--- Begin ---
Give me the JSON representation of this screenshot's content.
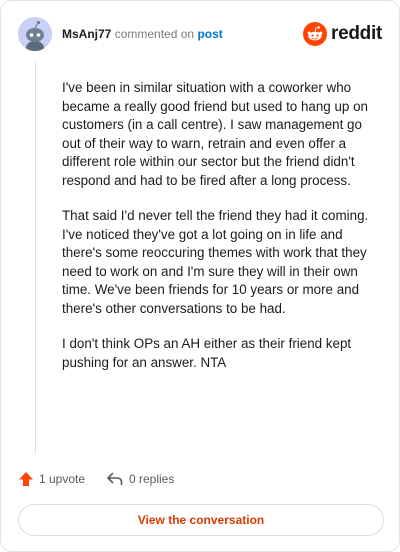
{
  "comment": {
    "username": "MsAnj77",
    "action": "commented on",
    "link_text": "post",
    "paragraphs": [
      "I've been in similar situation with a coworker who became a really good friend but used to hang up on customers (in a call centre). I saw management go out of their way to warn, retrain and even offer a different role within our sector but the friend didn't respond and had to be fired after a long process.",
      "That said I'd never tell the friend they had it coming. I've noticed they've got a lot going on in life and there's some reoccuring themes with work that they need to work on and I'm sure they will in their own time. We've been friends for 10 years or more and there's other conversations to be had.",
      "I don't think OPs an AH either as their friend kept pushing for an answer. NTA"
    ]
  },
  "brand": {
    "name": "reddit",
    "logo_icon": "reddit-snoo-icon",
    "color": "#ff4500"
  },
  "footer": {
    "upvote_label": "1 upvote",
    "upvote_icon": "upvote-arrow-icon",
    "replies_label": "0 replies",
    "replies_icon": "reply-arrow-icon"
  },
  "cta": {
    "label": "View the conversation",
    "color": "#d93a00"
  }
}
--- End ---
--- Begin ---
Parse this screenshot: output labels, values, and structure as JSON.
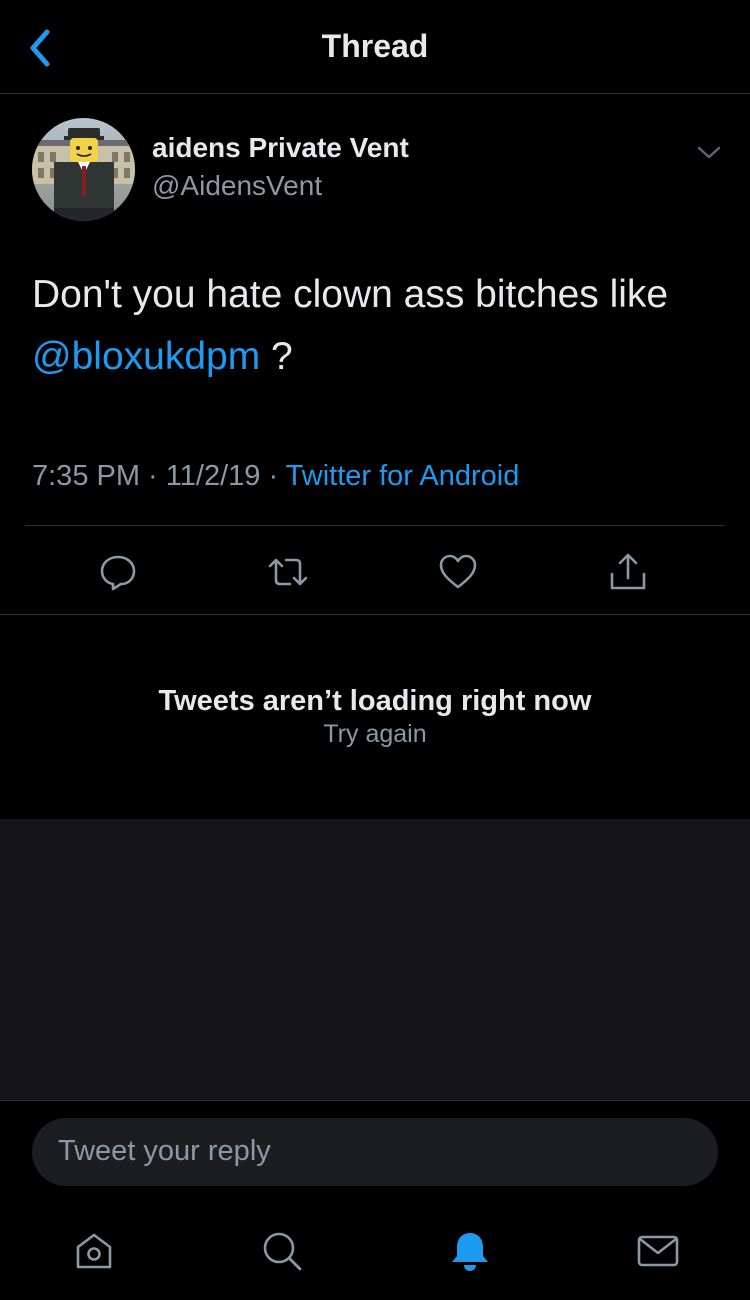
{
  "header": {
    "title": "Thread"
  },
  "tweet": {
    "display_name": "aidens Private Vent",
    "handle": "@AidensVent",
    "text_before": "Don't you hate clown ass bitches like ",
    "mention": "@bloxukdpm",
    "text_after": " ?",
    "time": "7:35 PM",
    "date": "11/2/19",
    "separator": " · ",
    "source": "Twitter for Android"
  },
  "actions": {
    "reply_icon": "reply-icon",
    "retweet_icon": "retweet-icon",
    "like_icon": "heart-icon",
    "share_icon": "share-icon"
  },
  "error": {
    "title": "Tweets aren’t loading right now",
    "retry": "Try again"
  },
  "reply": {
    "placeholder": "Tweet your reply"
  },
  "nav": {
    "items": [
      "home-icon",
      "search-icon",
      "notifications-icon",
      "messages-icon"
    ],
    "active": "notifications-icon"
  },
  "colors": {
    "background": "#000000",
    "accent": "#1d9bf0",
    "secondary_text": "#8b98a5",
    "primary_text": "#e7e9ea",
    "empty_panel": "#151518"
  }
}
--- End ---
§ TASK PROMPT: List each line of the records that holds the string "JSON".

§ RESPONSE:
Give me the JSON representation of this screenshot's content.
Parse this screenshot: output labels, values, and structure as JSON.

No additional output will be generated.